- WHAT YOU ARE ASKED TO DO
Copy each entry as it stands, leaving nothing out.

- - -

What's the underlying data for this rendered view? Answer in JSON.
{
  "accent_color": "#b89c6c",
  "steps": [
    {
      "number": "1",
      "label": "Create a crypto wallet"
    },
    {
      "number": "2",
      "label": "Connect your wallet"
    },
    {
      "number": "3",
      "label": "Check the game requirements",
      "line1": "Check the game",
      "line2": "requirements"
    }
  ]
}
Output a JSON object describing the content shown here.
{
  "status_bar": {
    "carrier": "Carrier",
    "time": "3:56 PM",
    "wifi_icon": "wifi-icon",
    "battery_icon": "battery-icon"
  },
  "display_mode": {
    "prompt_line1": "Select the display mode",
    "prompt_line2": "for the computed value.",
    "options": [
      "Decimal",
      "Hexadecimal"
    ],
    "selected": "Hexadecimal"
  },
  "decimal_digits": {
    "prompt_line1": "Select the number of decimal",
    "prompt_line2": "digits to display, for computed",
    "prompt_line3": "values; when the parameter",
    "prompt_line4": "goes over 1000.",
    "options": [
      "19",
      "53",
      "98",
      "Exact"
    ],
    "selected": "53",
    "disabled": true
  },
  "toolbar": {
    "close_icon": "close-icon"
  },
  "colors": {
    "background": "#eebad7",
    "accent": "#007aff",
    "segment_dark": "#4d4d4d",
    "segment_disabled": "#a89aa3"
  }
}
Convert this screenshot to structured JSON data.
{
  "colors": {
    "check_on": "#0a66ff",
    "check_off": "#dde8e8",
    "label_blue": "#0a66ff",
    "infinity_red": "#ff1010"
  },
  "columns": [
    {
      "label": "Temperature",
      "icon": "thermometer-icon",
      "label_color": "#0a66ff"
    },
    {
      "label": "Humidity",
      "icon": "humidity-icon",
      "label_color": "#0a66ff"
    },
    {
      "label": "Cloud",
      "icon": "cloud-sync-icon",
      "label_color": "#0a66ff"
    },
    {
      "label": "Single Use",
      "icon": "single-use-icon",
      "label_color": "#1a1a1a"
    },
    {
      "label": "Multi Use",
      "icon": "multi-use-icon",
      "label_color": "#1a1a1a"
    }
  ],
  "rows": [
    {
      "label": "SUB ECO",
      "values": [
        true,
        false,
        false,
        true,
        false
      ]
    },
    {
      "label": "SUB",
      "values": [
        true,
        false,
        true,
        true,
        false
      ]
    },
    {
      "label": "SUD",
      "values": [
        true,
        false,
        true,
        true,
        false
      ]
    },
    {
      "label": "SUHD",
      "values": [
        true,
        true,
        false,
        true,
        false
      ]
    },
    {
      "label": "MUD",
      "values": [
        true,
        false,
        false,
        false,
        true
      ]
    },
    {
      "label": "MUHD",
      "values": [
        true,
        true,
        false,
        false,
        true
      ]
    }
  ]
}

- - -

- OUTPUT
What's the underlying data for this rendered view? Answer in JSON.
{
  "accent_color": "#b89c6c",
  "steps": [
    {
      "number": "1",
      "label": "Create a crypto wallet"
    },
    {
      "number": "2",
      "label": "Connect your wallet"
    },
    {
      "number": "3",
      "label": "Check the game requirements",
      "line1": "Check the game",
      "line2": "requirements"
    }
  ]
}
Output a JSON object describing the content shown here.
{
  "status_bar": {
    "carrier": "Carrier",
    "time": "3:56 PM",
    "wifi_icon": "wifi-icon",
    "battery_icon": "battery-icon"
  },
  "display_mode": {
    "prompt_line1": "Select the display mode",
    "prompt_line2": "for the computed value.",
    "options": [
      "Decimal",
      "Hexadecimal"
    ],
    "selected": "Hexadecimal"
  },
  "decimal_digits": {
    "prompt_line1": "Select the number of decimal",
    "prompt_line2": "digits to display, for computed",
    "prompt_line3": "values; when the parameter",
    "prompt_line4": "goes over 1000.",
    "options": [
      "19",
      "53",
      "98",
      "Exact"
    ],
    "selected": "53",
    "disabled": true
  },
  "toolbar": {
    "close_icon": "close-icon"
  },
  "colors": {
    "background": "#eebad7",
    "accent": "#007aff",
    "segment_dark": "#4d4d4d",
    "segment_disabled": "#a89aa3"
  }
}
Convert this screenshot to structured JSON data.
{
  "colors": {
    "check_on": "#0a66ff",
    "check_off": "#dde8e8",
    "label_blue": "#0a66ff",
    "infinity_red": "#ff1010"
  },
  "columns": [
    {
      "label": "Temperature",
      "icon": "thermometer-icon",
      "label_color": "#0a66ff"
    },
    {
      "label": "Humidity",
      "icon": "humidity-icon",
      "label_color": "#0a66ff"
    },
    {
      "label": "Cloud",
      "icon": "cloud-sync-icon",
      "label_color": "#0a66ff"
    },
    {
      "label": "Single Use",
      "icon": "single-use-icon",
      "label_color": "#1a1a1a"
    },
    {
      "label": "Multi Use",
      "icon": "multi-use-icon",
      "label_color": "#1a1a1a"
    }
  ],
  "rows": [
    {
      "label": "SUB ECO",
      "values": [
        true,
        false,
        false,
        true,
        false
      ]
    },
    {
      "label": "SUB",
      "values": [
        true,
        false,
        true,
        true,
        false
      ]
    },
    {
      "label": "SUD",
      "values": [
        true,
        false,
        true,
        true,
        false
      ]
    },
    {
      "label": "SUHD",
      "values": [
        true,
        true,
        false,
        true,
        false
      ]
    },
    {
      "label": "MUD",
      "values": [
        true,
        false,
        false,
        false,
        true
      ]
    },
    {
      "label": "MUHD",
      "values": [
        true,
        true,
        false,
        false,
        true
      ]
    }
  ]
}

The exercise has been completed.